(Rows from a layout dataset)
=-=-=
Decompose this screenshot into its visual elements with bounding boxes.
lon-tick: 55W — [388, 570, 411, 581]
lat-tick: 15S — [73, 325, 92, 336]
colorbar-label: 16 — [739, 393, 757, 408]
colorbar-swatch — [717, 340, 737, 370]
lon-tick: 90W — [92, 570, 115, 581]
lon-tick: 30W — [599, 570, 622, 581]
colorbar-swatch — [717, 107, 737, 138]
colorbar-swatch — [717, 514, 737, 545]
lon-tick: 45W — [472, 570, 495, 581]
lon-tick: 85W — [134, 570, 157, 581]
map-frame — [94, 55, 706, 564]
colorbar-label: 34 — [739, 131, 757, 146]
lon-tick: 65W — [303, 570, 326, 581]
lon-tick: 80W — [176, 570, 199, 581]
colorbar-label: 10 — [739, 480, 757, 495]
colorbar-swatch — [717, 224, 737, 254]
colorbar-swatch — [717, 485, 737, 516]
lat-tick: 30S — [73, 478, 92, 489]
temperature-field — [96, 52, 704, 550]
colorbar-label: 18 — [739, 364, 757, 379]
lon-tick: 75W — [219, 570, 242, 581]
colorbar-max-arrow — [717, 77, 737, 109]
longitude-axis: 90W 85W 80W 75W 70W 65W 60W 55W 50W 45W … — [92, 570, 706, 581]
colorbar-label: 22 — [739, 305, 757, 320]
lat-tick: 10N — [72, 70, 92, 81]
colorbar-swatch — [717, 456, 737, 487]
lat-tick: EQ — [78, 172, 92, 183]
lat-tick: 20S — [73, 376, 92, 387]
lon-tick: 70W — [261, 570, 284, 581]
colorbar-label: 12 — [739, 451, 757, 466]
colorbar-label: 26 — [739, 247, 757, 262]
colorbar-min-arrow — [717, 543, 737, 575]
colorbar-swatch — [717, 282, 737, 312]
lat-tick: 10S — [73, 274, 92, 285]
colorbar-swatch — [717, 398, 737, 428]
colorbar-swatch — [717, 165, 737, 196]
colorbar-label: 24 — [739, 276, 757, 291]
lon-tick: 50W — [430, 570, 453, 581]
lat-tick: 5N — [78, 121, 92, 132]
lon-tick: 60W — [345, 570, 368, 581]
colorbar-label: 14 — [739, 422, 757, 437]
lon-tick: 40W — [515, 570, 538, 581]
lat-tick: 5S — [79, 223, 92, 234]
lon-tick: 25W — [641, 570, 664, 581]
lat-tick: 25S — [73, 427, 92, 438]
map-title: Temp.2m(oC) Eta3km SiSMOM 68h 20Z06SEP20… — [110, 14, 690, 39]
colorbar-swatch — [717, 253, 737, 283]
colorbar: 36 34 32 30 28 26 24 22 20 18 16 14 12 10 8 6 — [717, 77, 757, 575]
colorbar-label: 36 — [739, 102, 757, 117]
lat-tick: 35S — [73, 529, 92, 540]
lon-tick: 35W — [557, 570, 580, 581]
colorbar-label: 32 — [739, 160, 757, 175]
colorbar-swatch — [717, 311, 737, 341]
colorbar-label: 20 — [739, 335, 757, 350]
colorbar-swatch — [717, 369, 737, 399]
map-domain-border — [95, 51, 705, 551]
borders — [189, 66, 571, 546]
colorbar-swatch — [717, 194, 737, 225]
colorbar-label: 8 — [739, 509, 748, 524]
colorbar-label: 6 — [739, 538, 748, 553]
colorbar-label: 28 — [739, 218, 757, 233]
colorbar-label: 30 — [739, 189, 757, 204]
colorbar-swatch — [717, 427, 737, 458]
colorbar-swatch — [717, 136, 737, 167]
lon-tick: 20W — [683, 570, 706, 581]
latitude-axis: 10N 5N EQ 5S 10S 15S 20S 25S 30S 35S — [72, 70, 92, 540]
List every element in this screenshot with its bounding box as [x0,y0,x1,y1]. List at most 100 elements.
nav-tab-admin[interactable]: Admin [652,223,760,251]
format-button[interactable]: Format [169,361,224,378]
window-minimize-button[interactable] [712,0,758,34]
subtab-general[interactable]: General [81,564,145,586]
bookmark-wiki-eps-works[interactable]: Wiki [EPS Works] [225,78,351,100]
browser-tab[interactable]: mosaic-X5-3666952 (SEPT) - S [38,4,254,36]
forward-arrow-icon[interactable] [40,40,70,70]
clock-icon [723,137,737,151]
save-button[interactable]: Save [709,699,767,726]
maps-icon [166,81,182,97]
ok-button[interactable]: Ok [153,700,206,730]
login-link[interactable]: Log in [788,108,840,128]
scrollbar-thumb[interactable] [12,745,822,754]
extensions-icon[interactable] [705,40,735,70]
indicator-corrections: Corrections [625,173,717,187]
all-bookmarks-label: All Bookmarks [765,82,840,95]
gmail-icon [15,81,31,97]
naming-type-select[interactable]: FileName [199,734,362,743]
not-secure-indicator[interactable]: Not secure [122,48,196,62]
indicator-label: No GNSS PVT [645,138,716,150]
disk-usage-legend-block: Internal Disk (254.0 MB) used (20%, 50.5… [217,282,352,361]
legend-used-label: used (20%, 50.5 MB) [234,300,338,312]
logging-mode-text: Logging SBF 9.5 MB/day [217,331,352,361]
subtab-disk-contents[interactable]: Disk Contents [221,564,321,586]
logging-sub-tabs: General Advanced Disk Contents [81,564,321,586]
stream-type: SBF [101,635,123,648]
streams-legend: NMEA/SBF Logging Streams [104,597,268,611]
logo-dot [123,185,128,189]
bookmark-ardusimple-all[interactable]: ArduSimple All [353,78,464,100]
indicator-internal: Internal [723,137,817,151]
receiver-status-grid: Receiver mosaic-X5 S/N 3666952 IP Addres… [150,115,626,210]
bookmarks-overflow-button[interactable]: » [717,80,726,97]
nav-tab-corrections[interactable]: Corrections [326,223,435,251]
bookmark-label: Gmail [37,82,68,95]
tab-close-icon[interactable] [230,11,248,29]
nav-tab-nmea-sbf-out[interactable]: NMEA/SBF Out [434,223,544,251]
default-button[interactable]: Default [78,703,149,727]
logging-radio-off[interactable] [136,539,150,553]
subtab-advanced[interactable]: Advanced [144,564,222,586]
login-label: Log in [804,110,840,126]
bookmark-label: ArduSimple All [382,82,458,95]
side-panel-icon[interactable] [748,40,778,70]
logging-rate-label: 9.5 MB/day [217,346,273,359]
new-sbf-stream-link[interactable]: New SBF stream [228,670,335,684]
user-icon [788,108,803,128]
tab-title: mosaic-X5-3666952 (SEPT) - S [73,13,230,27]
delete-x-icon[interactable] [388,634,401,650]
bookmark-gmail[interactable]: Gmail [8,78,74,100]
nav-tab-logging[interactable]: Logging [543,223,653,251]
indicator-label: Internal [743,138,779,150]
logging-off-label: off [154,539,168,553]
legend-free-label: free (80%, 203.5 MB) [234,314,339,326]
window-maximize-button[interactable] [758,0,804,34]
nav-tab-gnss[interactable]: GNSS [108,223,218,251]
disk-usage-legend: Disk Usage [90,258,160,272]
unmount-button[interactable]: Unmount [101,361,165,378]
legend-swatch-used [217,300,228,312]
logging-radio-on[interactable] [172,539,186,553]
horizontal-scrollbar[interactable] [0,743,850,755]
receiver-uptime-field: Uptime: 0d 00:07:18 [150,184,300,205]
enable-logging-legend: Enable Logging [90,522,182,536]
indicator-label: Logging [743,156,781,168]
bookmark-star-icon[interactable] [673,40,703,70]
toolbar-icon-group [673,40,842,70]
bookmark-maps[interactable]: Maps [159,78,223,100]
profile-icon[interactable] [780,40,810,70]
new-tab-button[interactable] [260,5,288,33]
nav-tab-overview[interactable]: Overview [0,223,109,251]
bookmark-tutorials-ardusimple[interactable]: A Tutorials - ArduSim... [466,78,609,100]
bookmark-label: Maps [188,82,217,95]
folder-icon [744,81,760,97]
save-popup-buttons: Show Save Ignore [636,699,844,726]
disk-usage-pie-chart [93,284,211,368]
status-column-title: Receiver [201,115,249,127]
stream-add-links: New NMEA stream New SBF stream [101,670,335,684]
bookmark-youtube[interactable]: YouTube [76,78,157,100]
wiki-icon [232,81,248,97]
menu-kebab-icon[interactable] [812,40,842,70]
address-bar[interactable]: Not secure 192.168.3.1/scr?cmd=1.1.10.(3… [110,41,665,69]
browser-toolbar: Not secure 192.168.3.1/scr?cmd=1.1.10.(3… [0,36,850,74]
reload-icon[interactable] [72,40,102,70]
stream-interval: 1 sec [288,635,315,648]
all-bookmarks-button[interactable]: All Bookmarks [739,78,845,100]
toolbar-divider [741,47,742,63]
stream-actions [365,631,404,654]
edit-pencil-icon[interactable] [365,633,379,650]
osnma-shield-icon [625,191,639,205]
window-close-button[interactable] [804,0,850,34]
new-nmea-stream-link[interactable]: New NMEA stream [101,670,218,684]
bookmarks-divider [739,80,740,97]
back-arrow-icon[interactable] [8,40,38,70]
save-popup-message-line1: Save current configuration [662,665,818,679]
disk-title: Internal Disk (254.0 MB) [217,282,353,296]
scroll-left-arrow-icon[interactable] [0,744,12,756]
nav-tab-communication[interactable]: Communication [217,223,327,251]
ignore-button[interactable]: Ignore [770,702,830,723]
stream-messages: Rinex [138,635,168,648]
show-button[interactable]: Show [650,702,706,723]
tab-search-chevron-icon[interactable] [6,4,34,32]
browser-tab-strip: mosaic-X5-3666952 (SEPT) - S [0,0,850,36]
=-=-=
• Do this:
Reproduce the lines from the first one up to and including the line with "colorbar-swatch — [717, 165, 737, 196]", keeping every character unchanged.

• Full solution:
Decompose this screenshot into its visual elements with bounding boxes.
lon-tick: 55W — [388, 570, 411, 581]
lat-tick: 15S — [73, 325, 92, 336]
colorbar-label: 16 — [739, 393, 757, 408]
colorbar-swatch — [717, 340, 737, 370]
lon-tick: 90W — [92, 570, 115, 581]
lon-tick: 30W — [599, 570, 622, 581]
colorbar-swatch — [717, 107, 737, 138]
colorbar-swatch — [717, 514, 737, 545]
lon-tick: 45W — [472, 570, 495, 581]
lon-tick: 85W — [134, 570, 157, 581]
map-frame — [94, 55, 706, 564]
colorbar-label: 34 — [739, 131, 757, 146]
lon-tick: 65W — [303, 570, 326, 581]
lon-tick: 80W — [176, 570, 199, 581]
colorbar-label: 10 — [739, 480, 757, 495]
colorbar-swatch — [717, 224, 737, 254]
colorbar-swatch — [717, 485, 737, 516]
lat-tick: 30S — [73, 478, 92, 489]
temperature-field — [96, 52, 704, 550]
colorbar-label: 18 — [739, 364, 757, 379]
lon-tick: 75W — [219, 570, 242, 581]
colorbar-max-arrow — [717, 77, 737, 109]
longitude-axis: 90W 85W 80W 75W 70W 65W 60W 55W 50W 45W … — [92, 570, 706, 581]
colorbar-label: 22 — [739, 305, 757, 320]
lat-tick: 10N — [72, 70, 92, 81]
colorbar-swatch — [717, 456, 737, 487]
lat-tick: EQ — [78, 172, 92, 183]
lat-tick: 20S — [73, 376, 92, 387]
lon-tick: 70W — [261, 570, 284, 581]
colorbar-label: 12 — [739, 451, 757, 466]
colorbar-label: 26 — [739, 247, 757, 262]
colorbar-min-arrow — [717, 543, 737, 575]
colorbar-swatch — [717, 282, 737, 312]
lat-tick: 10S — [73, 274, 92, 285]
colorbar-swatch — [717, 398, 737, 428]
colorbar-swatch — [717, 165, 737, 196]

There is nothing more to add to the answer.